▶

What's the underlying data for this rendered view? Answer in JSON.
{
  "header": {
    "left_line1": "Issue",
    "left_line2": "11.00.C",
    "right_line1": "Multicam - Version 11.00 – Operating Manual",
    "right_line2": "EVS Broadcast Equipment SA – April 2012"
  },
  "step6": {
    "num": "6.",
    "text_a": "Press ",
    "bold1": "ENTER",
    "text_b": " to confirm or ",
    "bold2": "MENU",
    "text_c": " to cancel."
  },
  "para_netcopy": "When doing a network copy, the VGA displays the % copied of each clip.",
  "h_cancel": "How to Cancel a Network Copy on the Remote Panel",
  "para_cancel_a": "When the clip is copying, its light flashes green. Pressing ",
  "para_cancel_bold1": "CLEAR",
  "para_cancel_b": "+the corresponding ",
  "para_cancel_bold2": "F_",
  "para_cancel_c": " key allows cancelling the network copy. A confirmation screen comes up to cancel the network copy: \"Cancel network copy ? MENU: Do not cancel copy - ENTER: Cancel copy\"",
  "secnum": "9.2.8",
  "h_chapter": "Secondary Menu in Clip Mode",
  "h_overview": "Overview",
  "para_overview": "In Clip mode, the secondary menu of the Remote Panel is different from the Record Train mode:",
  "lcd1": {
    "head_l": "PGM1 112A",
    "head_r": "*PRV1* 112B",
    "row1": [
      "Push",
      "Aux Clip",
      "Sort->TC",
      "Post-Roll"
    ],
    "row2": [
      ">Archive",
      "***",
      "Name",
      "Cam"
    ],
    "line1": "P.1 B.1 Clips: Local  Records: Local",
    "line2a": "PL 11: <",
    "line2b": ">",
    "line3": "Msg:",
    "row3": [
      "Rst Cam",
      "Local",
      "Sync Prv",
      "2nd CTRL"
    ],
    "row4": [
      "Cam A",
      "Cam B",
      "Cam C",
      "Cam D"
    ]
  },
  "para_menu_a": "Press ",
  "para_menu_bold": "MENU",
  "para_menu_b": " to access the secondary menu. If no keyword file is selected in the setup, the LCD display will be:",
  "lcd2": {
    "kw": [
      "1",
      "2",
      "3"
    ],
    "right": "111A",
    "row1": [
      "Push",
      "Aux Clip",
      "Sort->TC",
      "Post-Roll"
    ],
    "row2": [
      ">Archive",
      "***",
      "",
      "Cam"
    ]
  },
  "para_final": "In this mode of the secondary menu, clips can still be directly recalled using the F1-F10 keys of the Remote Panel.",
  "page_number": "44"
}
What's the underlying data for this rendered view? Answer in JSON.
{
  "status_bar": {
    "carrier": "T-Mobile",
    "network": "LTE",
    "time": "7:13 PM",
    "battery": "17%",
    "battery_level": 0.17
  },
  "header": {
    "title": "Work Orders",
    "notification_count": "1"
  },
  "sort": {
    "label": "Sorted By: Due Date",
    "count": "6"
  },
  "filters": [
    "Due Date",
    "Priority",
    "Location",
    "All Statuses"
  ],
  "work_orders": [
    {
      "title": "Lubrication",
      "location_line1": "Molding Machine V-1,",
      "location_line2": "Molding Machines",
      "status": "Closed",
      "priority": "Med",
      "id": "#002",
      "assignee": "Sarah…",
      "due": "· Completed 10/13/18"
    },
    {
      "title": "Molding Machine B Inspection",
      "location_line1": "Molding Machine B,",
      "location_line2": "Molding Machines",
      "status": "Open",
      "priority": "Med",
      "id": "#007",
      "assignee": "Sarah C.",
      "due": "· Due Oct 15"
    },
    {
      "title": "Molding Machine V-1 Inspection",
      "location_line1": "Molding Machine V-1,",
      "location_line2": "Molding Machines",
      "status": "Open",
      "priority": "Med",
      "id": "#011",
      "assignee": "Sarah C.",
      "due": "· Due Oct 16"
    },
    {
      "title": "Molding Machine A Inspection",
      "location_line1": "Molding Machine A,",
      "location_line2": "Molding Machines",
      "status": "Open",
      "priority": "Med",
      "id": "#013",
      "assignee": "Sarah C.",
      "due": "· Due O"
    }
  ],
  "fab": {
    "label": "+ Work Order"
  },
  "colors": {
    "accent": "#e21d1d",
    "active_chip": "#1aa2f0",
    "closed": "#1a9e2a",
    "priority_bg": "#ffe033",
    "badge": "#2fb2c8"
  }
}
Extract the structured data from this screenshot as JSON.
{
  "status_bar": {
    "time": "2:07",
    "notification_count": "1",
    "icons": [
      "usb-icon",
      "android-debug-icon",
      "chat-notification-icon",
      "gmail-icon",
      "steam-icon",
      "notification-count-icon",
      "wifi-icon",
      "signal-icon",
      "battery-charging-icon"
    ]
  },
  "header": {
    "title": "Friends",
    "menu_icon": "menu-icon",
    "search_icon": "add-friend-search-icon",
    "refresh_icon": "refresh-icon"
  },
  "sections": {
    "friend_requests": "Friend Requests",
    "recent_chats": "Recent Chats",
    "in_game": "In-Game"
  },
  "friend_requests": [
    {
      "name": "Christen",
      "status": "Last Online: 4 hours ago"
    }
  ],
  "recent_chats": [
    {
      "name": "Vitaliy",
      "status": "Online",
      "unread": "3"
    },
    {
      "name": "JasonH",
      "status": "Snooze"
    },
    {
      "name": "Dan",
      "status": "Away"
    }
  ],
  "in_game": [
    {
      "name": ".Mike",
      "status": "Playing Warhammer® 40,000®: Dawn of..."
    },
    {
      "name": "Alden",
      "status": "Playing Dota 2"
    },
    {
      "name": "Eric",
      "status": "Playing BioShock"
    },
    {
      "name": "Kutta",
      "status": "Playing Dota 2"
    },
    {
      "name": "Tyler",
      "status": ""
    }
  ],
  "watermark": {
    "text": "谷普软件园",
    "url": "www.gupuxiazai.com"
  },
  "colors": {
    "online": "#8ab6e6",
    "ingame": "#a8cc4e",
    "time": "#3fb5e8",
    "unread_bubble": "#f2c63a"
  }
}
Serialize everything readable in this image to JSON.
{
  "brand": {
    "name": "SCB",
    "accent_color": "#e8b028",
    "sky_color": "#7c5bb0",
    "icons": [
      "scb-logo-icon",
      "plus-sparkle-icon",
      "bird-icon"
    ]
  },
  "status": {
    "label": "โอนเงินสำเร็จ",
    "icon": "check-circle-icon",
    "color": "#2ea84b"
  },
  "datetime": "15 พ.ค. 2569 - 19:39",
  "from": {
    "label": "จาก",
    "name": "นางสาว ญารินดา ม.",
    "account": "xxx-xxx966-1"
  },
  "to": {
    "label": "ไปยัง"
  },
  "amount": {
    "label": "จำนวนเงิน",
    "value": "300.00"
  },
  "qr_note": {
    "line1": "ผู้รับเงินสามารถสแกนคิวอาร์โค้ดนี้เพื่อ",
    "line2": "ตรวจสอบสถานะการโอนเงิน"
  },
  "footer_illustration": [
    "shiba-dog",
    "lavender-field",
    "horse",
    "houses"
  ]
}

◀

### What the exercise asks
Write out all of the records once more, exactly.

### Result of the task
What's the underlying data for this rendered view? Answer in JSON.
{
  "header": {
    "left_line1": "Issue",
    "left_line2": "11.00.C",
    "right_line1": "Multicam - Version 11.00 – Operating Manual",
    "right_line2": "EVS Broadcast Equipment SA – April 2012"
  },
  "step6": {
    "num": "6.",
    "text_a": "Press ",
    "bold1": "ENTER",
    "text_b": " to confirm or ",
    "bold2": "MENU",
    "text_c": " to cancel."
  },
  "para_netcopy": "When doing a network copy, the VGA displays the % copied of each clip.",
  "h_cancel": "How to Cancel a Network Copy on the Remote Panel",
  "para_cancel_a": "When the clip is copying, its light flashes green. Pressing ",
  "para_cancel_bold1": "CLEAR",
  "para_cancel_b": "+the corresponding ",
  "para_cancel_bold2": "F_",
  "para_cancel_c": " key allows cancelling the network copy. A confirmation screen comes up to cancel the network copy: \"Cancel network copy ? MENU: Do not cancel copy - ENTER: Cancel copy\"",
  "secnum": "9.2.8",
  "h_chapter": "Secondary Menu in Clip Mode",
  "h_overview": "Overview",
  "para_overview": "In Clip mode, the secondary menu of the Remote Panel is different from the Record Train mode:",
  "lcd1": {
    "head_l": "PGM1 112A",
    "head_r": "*PRV1* 112B",
    "row1": [
      "Push",
      "Aux Clip",
      "Sort->TC",
      "Post-Roll"
    ],
    "row2": [
      ">Archive",
      "***",
      "Name",
      "Cam"
    ],
    "line1": "P.1 B.1 Clips: Local  Records: Local",
    "line2a": "PL 11: <",
    "line2b": ">",
    "line3": "Msg:",
    "row3": [
      "Rst Cam",
      "Local",
      "Sync Prv",
      "2nd CTRL"
    ],
    "row4": [
      "Cam A",
      "Cam B",
      "Cam C",
      "Cam D"
    ]
  },
  "para_menu_a": "Press ",
  "para_menu_bold": "MENU",
  "para_menu_b": " to access the secondary menu. If no keyword file is selected in the setup, the LCD display will be:",
  "lcd2": {
    "kw": [
      "1",
      "2",
      "3"
    ],
    "right": "111A",
    "row1": [
      "Push",
      "Aux Clip",
      "Sort->TC",
      "Post-Roll"
    ],
    "row2": [
      ">Archive",
      "***",
      "",
      "Cam"
    ]
  },
  "para_final": "In this mode of the secondary menu, clips can still be directly recalled using the F1-F10 keys of the Remote Panel.",
  "page_number": "44"
}
What's the underlying data for this rendered view? Answer in JSON.
{
  "status_bar": {
    "carrier": "T-Mobile",
    "network": "LTE",
    "time": "7:13 PM",
    "battery": "17%",
    "battery_level": 0.17
  },
  "header": {
    "title": "Work Orders",
    "notification_count": "1"
  },
  "sort": {
    "label": "Sorted By: Due Date",
    "count": "6"
  },
  "filters": [
    "Due Date",
    "Priority",
    "Location",
    "All Statuses"
  ],
  "work_orders": [
    {
      "title": "Lubrication",
      "location_line1": "Molding Machine V-1,",
      "location_line2": "Molding Machines",
      "status": "Closed",
      "priority": "Med",
      "id": "#002",
      "assignee": "Sarah…",
      "due": "· Completed 10/13/18"
    },
    {
      "title": "Molding Machine B Inspection",
      "location_line1": "Molding Machine B,",
      "location_line2": "Molding Machines",
      "status": "Open",
      "priority": "Med",
      "id": "#007",
      "assignee": "Sarah C.",
      "due": "· Due Oct 15"
    },
    {
      "title": "Molding Machine V-1 Inspection",
      "location_line1": "Molding Machine V-1,",
      "location_line2": "Molding Machines",
      "status": "Open",
      "priority": "Med",
      "id": "#011",
      "assignee": "Sarah C.",
      "due": "· Due Oct 16"
    },
    {
      "title": "Molding Machine A Inspection",
      "location_line1": "Molding Machine A,",
      "location_line2": "Molding Machines",
      "status": "Open",
      "priority": "Med",
      "id": "#013",
      "assignee": "Sarah C.",
      "due": "· Due O"
    }
  ],
  "fab": {
    "label": "+ Work Order"
  },
  "colors": {
    "accent": "#e21d1d",
    "active_chip": "#1aa2f0",
    "closed": "#1a9e2a",
    "priority_bg": "#ffe033",
    "badge": "#2fb2c8"
  }
}
Extract the structured data from this screenshot as JSON.
{
  "status_bar": {
    "time": "2:07",
    "notification_count": "1",
    "icons": [
      "usb-icon",
      "android-debug-icon",
      "chat-notification-icon",
      "gmail-icon",
      "steam-icon",
      "notification-count-icon",
      "wifi-icon",
      "signal-icon",
      "battery-charging-icon"
    ]
  },
  "header": {
    "title": "Friends",
    "menu_icon": "menu-icon",
    "search_icon": "add-friend-search-icon",
    "refresh_icon": "refresh-icon"
  },
  "sections": {
    "friend_requests": "Friend Requests",
    "recent_chats": "Recent Chats",
    "in_game": "In-Game"
  },
  "friend_requests": [
    {
      "name": "Christen",
      "status": "Last Online: 4 hours ago"
    }
  ],
  "recent_chats": [
    {
      "name": "Vitaliy",
      "status": "Online",
      "unread": "3"
    },
    {
      "name": "JasonH",
      "status": "Snooze"
    },
    {
      "name": "Dan",
      "status": "Away"
    }
  ],
  "in_game": [
    {
      "name": ".Mike",
      "status": "Playing Warhammer® 40,000®: Dawn of..."
    },
    {
      "name": "Alden",
      "status": "Playing Dota 2"
    },
    {
      "name": "Eric",
      "status": "Playing BioShock"
    },
    {
      "name": "Kutta",
      "status": "Playing Dota 2"
    },
    {
      "name": "Tyler",
      "status": ""
    }
  ],
  "watermark": {
    "text": "谷普软件园",
    "url": "www.gupuxiazai.com"
  },
  "colors": {
    "online": "#8ab6e6",
    "ingame": "#a8cc4e",
    "time": "#3fb5e8",
    "unread_bubble": "#f2c63a"
  }
}
Serialize everything readable in this image to JSON.
{
  "brand": {
    "name": "SCB",
    "accent_color": "#e8b028",
    "sky_color": "#7c5bb0",
    "icons": [
      "scb-logo-icon",
      "plus-sparkle-icon",
      "bird-icon"
    ]
  },
  "status": {
    "label": "โอนเงินสำเร็จ",
    "icon": "check-circle-icon",
    "color": "#2ea84b"
  },
  "datetime": "15 พ.ค. 2569 - 19:39",
  "from": {
    "label": "จาก",
    "name": "นางสาว ญารินดา ม.",
    "account": "xxx-xxx966-1"
  },
  "to": {
    "label": "ไปยัง"
  },
  "amount": {
    "label": "จำนวนเงิน",
    "value": "300.00"
  },
  "qr_note": {
    "line1": "ผู้รับเงินสามารถสแกนคิวอาร์โค้ดนี้เพื่อ",
    "line2": "ตรวจสอบสถานะการโอนเงิน"
  },
  "footer_illustration": [
    "shiba-dog",
    "lavender-field",
    "horse",
    "houses"
  ]
}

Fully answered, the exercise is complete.